GOAL OF THE EXERCISE. Quote every entry word for word.

Items listed in a dataset:
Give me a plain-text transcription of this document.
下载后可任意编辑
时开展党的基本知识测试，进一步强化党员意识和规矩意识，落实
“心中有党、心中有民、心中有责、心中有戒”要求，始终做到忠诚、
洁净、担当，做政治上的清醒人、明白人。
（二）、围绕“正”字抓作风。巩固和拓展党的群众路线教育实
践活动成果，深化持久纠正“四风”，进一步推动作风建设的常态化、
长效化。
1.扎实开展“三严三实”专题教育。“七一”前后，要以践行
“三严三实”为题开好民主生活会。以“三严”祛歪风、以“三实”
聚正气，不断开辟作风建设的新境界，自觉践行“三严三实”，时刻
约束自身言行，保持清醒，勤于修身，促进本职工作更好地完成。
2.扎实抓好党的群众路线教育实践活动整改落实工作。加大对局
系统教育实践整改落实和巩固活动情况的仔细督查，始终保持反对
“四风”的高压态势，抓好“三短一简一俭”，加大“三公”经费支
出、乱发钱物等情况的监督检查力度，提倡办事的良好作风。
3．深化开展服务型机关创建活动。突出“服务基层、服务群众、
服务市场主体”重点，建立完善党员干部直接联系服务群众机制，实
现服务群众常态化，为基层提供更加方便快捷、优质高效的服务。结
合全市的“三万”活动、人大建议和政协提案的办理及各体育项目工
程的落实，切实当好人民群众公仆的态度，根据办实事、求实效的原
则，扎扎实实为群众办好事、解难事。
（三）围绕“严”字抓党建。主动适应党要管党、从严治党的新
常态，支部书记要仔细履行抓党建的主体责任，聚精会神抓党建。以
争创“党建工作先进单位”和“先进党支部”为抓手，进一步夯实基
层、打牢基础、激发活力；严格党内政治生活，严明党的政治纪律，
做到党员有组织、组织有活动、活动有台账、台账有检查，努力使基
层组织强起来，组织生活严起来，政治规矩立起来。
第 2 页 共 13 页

TASK RESULT.
Give me a plain-text transcription of this document.
下载后可任意编辑
时开展党的基本知识测试，进一步强化党员意识和规矩意识，落实
“心中有党、心中有民、心中有责、心中有戒”要求，始终做到忠诚、
洁净、担当，做政治上的清醒人、明白人。
（二）、围绕“正”字抓作风。巩固和拓展党的群众路线教育实
践活动成果，深化持久纠正“四风”，进一步推动作风建设的常态化、
长效化。
1.扎实开展“三严三实”专题教育。“七一”前后，要以践行
“三严三实”为题开好民主生活会。以“三严”祛歪风、以“三实”
聚正气，不断开辟作风建设的新境界，自觉践行“三严三实”，时刻
约束自身言行，保持清醒，勤于修身，促进本职工作更好地完成。
2.扎实抓好党的群众路线教育实践活动整改落实工作。加大对局
系统教育实践整改落实和巩固活动情况的仔细督查，始终保持反对
“四风”的高压态势，抓好“三短一简一俭”，加大“三公”经费支
出、乱发钱物等情况的监督检查力度，提倡办事的良好作风。
3．深化开展服务型机关创建活动。突出“服务基层、服务群众、
服务市场主体”重点，建立完善党员干部直接联系服务群众机制，实
现服务群众常态化，为基层提供更加方便快捷、优质高效的服务。结
合全市的“三万”活动、人大建议和政协提案的办理及各体育项目工
程的落实，切实当好人民群众公仆的态度，根据办实事、求实效的原
则，扎扎实实为群众办好事、解难事。
（三）围绕“严”字抓党建。主动适应党要管党、从严治党的新
常态，支部书记要仔细履行抓党建的主体责任，聚精会神抓党建。以
争创“党建工作先进单位”和“先进党支部”为抓手，进一步夯实基
层、打牢基础、激发活力；严格党内政治生活，严明党的政治纪律，
做到党员有组织、组织有活动、活动有台账、台账有检查，努力使基
层组织强起来，组织生活严起来，政治规矩立起来。
第 2 页 共 13 页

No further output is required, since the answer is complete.